**Directions:** In the entries below, find every line holding the string "name" and collect it.

**Supplied material:**
* Start *
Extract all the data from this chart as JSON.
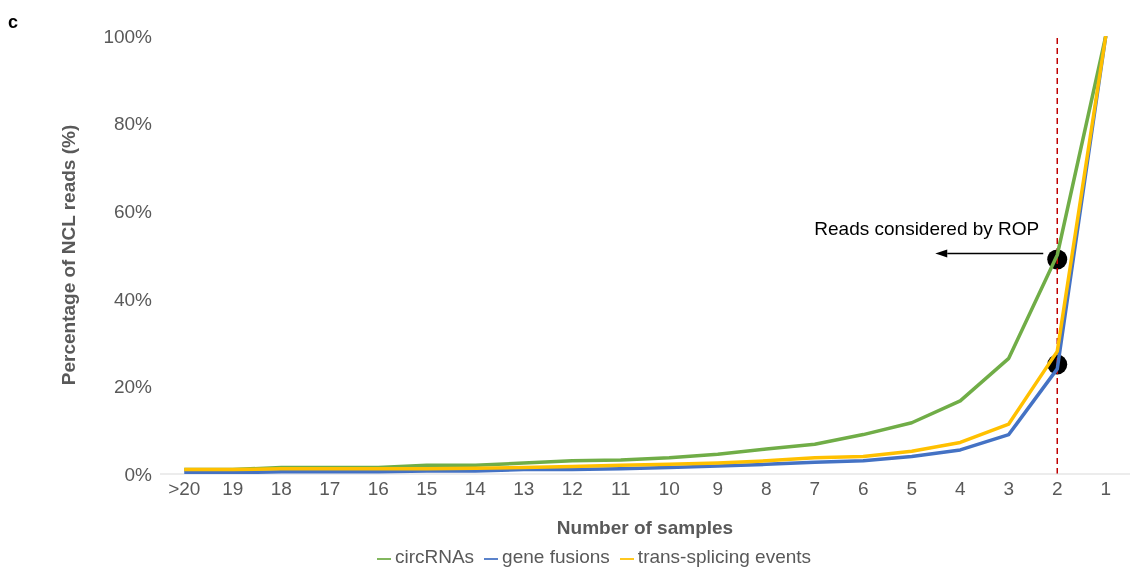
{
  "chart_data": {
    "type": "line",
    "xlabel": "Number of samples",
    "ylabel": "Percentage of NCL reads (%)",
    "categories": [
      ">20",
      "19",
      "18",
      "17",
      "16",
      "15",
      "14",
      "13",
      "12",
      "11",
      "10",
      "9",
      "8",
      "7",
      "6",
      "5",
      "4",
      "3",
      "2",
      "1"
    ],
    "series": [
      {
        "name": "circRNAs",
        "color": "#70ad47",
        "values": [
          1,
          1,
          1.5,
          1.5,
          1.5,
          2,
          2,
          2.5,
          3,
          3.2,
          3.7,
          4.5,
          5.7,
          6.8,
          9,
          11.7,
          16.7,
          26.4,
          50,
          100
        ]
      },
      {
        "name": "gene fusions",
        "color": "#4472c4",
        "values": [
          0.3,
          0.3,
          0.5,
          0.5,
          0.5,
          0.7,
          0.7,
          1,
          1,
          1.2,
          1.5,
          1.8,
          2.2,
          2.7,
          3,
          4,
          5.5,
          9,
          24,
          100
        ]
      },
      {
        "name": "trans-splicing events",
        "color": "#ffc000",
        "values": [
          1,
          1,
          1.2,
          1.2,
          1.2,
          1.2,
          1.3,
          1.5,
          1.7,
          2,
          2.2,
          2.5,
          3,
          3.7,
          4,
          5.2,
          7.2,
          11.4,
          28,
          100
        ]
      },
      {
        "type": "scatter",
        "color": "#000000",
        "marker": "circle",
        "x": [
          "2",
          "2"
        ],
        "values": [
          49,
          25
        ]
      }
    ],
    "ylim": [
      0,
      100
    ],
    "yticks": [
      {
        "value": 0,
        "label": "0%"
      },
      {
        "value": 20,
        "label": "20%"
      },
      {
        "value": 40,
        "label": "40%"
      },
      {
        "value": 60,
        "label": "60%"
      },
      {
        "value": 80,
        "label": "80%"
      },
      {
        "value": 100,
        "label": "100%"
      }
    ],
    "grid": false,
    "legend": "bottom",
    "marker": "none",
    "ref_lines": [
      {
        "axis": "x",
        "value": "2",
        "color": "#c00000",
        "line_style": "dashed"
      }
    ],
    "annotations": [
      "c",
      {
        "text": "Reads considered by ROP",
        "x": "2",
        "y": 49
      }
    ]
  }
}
* End *
**Task answer:**
        "name": "circRNAs",
        "name": "gene fusions",
        "name": "trans-splicing events",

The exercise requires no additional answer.